::: DATA SUPPLIED

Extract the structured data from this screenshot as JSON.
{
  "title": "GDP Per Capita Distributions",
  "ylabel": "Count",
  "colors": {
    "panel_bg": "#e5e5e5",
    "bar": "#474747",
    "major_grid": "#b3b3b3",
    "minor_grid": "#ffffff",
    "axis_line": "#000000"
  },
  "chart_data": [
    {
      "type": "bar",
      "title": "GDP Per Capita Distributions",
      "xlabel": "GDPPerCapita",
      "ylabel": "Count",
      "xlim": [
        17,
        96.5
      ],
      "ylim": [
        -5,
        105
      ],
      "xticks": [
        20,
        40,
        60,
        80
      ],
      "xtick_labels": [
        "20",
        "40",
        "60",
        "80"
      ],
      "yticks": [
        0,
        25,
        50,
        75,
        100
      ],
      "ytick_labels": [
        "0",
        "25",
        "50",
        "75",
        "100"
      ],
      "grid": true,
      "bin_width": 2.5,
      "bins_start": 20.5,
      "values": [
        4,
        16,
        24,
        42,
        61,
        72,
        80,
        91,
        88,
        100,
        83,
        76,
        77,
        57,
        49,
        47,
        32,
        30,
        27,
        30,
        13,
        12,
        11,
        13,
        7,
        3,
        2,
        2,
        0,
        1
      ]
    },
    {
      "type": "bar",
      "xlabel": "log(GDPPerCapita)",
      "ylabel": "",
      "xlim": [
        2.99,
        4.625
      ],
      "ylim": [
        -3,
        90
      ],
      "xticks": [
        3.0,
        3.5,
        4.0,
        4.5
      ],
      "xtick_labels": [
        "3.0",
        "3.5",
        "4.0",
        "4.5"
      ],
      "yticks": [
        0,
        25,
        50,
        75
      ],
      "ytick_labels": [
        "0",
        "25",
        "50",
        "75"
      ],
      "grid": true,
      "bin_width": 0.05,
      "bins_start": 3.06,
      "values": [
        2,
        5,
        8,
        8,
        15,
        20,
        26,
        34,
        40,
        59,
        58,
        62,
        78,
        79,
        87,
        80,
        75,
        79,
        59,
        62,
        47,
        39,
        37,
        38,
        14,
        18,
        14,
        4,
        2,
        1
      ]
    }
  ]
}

::::::

[PROBLEM DETAILS] Gather each line in the entries above where the string "title" is found.

[WRITTEN ANSWER]
  "title": "GDP Per Capita Distributions",
      "title": "GDP Per Capita Distributions",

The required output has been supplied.